▸ Work to be completed
Look below. Copy each line that has "within" in it.

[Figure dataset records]
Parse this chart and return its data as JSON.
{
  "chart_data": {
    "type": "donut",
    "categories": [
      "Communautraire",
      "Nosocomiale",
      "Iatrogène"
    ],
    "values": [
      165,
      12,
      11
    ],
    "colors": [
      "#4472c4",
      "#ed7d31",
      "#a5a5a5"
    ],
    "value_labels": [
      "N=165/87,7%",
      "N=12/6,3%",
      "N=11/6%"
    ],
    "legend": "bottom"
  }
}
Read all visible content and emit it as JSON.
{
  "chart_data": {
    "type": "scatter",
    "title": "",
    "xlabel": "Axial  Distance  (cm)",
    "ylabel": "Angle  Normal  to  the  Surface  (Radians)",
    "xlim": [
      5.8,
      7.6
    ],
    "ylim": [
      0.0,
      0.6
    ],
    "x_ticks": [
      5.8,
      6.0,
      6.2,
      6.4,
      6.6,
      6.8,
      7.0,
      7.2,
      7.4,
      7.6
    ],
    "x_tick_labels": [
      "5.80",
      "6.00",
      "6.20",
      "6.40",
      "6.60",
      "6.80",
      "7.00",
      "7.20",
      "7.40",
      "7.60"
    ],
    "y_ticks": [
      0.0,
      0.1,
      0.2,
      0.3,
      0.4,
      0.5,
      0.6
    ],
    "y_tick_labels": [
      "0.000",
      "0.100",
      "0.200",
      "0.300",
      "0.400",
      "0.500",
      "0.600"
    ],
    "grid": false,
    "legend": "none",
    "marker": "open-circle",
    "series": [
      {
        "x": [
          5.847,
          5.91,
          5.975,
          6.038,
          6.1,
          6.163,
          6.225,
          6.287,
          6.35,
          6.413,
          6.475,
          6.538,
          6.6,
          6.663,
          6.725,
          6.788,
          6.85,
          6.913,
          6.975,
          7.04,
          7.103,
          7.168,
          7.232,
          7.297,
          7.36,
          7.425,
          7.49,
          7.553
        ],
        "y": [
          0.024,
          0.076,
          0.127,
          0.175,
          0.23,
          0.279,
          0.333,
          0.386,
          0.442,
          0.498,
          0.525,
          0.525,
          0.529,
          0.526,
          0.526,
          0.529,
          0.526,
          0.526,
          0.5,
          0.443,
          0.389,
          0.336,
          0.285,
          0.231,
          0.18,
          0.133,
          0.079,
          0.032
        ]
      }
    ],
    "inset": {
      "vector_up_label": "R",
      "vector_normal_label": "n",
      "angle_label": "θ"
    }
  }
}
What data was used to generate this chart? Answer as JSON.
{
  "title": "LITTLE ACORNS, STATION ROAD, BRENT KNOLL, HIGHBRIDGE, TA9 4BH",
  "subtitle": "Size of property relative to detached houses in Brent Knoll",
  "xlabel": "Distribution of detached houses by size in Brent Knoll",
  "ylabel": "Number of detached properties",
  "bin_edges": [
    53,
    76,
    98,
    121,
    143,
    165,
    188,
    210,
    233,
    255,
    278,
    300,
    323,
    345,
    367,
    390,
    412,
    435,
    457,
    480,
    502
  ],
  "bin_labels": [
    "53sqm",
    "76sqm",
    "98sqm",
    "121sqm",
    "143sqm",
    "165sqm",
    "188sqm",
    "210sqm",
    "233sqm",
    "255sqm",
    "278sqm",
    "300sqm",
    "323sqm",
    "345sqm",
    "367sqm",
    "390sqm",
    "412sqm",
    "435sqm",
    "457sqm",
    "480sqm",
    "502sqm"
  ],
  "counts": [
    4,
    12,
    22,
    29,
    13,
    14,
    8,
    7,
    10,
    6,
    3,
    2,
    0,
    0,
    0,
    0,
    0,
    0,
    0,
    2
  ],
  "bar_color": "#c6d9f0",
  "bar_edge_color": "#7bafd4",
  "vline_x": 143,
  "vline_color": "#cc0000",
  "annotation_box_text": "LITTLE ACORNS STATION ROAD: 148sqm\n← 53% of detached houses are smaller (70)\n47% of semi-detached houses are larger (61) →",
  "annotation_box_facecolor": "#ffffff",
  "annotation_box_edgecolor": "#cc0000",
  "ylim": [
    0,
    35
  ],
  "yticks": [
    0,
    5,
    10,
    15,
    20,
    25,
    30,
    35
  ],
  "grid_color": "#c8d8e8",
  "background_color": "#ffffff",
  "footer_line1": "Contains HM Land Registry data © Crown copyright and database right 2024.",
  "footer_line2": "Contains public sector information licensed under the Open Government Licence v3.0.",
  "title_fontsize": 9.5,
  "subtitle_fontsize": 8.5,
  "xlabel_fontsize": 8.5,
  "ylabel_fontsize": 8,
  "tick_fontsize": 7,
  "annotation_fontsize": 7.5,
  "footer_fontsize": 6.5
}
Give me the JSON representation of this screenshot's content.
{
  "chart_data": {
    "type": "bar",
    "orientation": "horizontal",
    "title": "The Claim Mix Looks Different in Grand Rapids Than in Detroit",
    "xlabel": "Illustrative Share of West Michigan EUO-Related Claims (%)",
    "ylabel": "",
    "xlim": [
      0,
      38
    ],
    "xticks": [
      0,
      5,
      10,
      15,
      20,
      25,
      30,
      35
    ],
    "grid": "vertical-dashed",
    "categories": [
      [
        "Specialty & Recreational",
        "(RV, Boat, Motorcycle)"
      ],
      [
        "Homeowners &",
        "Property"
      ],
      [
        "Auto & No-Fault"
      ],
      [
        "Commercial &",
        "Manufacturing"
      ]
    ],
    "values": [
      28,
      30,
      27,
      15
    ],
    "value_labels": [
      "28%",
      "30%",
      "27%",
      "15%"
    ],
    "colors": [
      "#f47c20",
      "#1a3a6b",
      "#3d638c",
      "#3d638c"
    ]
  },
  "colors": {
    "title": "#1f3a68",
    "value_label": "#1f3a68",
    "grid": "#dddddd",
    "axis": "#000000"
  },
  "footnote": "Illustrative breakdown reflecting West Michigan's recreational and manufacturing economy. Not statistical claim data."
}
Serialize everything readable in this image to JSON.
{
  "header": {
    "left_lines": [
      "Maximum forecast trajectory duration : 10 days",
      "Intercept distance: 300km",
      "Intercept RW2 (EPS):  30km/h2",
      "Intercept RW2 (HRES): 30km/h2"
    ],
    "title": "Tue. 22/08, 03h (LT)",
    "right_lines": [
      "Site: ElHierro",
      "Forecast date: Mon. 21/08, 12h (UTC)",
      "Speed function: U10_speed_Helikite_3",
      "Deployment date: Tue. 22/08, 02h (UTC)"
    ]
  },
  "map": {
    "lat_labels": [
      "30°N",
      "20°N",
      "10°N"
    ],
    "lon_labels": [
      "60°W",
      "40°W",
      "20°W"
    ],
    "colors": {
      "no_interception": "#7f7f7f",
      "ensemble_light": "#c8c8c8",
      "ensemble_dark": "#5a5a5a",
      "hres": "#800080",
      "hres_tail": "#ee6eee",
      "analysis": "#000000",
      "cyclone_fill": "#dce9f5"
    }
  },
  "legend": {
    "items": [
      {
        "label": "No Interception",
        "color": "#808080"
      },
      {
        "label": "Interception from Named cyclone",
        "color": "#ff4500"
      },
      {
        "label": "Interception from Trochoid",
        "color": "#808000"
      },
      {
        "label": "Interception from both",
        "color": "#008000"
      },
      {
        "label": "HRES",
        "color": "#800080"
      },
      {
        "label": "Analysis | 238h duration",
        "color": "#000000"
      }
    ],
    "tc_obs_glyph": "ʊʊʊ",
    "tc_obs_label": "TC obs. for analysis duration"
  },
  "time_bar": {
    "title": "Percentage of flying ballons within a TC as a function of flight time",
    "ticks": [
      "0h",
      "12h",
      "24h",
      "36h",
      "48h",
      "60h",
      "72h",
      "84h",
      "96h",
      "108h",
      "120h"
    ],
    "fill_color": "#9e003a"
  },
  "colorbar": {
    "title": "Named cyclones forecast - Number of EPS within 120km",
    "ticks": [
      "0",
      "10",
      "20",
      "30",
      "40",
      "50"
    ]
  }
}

▸ Full output
    "title": "Percentage of flying ballons within a TC as a function of flight time",
    "title": "Named cyclones forecast - Number of EPS within 120km",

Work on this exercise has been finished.